:: PROBLEM DESCRIPTION ::
Quote precisely the final stretch of the listing: start at the line containing "Give me the" and stop after the last line.
## BEGIN
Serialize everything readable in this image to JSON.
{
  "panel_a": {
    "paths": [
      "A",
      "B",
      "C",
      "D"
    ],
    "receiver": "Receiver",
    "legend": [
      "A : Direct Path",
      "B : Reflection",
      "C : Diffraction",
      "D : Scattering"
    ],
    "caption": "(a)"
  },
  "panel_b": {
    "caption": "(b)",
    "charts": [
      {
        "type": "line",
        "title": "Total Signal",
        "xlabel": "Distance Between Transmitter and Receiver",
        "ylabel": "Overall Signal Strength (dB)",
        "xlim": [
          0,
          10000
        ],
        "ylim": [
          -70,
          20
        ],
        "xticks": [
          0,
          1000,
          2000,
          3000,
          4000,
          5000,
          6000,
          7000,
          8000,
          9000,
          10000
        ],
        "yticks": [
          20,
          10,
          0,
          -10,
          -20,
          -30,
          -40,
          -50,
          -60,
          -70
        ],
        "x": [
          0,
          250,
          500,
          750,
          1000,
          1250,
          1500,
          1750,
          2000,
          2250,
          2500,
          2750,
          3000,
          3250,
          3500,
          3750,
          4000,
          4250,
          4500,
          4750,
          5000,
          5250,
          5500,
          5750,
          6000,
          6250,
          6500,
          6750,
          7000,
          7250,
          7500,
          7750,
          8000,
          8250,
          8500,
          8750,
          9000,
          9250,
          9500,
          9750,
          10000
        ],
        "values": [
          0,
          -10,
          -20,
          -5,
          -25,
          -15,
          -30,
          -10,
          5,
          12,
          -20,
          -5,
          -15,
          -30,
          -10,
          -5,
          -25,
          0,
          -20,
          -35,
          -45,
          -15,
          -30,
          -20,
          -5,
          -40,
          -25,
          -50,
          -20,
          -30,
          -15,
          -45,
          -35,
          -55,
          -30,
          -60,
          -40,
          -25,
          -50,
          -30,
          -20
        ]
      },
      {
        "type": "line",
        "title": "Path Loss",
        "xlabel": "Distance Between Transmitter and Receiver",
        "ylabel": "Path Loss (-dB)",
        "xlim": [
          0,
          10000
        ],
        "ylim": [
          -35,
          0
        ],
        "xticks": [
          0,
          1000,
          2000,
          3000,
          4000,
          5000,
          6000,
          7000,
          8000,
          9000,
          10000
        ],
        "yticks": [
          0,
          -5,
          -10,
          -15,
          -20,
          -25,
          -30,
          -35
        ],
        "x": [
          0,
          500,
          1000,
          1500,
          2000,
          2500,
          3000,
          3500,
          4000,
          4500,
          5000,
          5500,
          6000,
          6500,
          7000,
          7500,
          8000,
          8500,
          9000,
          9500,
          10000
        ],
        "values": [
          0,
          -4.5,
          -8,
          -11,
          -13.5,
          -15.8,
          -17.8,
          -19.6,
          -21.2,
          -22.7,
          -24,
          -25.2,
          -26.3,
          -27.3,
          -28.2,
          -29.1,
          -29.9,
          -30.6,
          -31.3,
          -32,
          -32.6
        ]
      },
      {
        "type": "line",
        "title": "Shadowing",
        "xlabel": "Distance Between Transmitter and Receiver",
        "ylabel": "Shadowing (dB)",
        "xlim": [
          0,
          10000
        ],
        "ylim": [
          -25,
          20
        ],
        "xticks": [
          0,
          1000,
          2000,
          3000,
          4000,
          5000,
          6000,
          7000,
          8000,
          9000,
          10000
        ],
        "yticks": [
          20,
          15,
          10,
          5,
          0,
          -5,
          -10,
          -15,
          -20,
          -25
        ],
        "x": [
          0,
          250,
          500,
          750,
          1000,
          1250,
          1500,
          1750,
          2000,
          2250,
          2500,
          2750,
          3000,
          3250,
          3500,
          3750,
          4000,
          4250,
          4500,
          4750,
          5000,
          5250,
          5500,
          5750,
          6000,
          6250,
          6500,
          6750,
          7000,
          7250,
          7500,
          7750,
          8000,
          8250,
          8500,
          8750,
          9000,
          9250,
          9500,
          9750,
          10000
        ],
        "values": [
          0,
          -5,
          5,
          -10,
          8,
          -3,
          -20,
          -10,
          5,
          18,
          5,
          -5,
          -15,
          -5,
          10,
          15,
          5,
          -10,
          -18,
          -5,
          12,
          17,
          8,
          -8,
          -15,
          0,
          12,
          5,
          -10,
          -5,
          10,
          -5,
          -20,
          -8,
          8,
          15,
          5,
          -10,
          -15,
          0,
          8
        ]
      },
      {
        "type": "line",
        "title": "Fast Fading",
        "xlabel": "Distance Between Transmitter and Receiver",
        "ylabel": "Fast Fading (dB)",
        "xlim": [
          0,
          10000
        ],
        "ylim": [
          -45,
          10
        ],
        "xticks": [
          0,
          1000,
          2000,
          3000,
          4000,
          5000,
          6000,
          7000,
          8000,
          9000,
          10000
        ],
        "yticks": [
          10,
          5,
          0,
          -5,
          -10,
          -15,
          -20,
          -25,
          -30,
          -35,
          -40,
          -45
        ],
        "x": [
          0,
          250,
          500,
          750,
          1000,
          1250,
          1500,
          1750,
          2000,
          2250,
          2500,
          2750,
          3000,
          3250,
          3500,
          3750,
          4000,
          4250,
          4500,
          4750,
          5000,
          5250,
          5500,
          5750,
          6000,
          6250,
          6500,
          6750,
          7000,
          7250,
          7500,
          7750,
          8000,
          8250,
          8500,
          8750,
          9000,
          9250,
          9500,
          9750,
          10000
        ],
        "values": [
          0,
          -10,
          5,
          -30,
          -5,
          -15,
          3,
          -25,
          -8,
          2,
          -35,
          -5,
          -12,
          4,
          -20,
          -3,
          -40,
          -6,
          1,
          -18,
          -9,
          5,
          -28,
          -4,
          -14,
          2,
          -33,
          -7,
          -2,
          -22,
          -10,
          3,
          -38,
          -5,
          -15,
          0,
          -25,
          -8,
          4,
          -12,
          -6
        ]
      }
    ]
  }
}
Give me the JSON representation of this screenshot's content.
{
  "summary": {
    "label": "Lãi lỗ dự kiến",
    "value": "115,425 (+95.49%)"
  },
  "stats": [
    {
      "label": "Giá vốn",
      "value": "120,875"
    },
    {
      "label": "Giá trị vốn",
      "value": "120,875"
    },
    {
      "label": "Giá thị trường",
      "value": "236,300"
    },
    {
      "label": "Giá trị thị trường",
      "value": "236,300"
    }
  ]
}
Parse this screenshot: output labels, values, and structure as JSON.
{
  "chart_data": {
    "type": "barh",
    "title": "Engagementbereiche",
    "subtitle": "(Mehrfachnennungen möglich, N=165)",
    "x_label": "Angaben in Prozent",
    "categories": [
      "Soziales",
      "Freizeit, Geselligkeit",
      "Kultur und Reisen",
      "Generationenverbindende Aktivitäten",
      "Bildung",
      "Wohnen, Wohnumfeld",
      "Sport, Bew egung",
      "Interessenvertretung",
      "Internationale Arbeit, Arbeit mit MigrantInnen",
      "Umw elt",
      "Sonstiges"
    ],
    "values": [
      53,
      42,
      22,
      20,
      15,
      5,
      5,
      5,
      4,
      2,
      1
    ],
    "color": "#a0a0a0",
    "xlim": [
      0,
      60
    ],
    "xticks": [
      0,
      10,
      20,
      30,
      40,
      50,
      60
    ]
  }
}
## END
:: SOLUTION TO THE PROBLEM ::
Give me the JSON representation of this screenshot's content.
{
  "summary": {
    "label": "Lãi lỗ dự kiến",
    "value": "115,425 (+95.49%)"
  },
  "stats": [
    {
      "label": "Giá vốn",
      "value": "120,875"
    },
    {
      "label": "Giá trị vốn",
      "value": "120,875"
    },
    {
      "label": "Giá thị trường",
      "value": "236,300"
    },
    {
      "label": "Giá trị thị trường",
      "value": "236,300"
    }
  ]
}
Parse this screenshot: output labels, values, and structure as JSON.
{
  "chart_data": {
    "type": "barh",
    "title": "Engagementbereiche",
    "subtitle": "(Mehrfachnennungen möglich, N=165)",
    "x_label": "Angaben in Prozent",
    "categories": [
      "Soziales",
      "Freizeit, Geselligkeit",
      "Kultur und Reisen",
      "Generationenverbindende Aktivitäten",
      "Bildung",
      "Wohnen, Wohnumfeld",
      "Sport, Bew egung",
      "Interessenvertretung",
      "Internationale Arbeit, Arbeit mit MigrantInnen",
      "Umw elt",
      "Sonstiges"
    ],
    "values": [
      53,
      42,
      22,
      20,
      15,
      5,
      5,
      5,
      4,
      2,
      1
    ],
    "color": "#a0a0a0",
    "xlim": [
      0,
      60
    ],
    "xticks": [
      0,
      10,
      20,
      30,
      40,
      50,
      60
    ]
  }
}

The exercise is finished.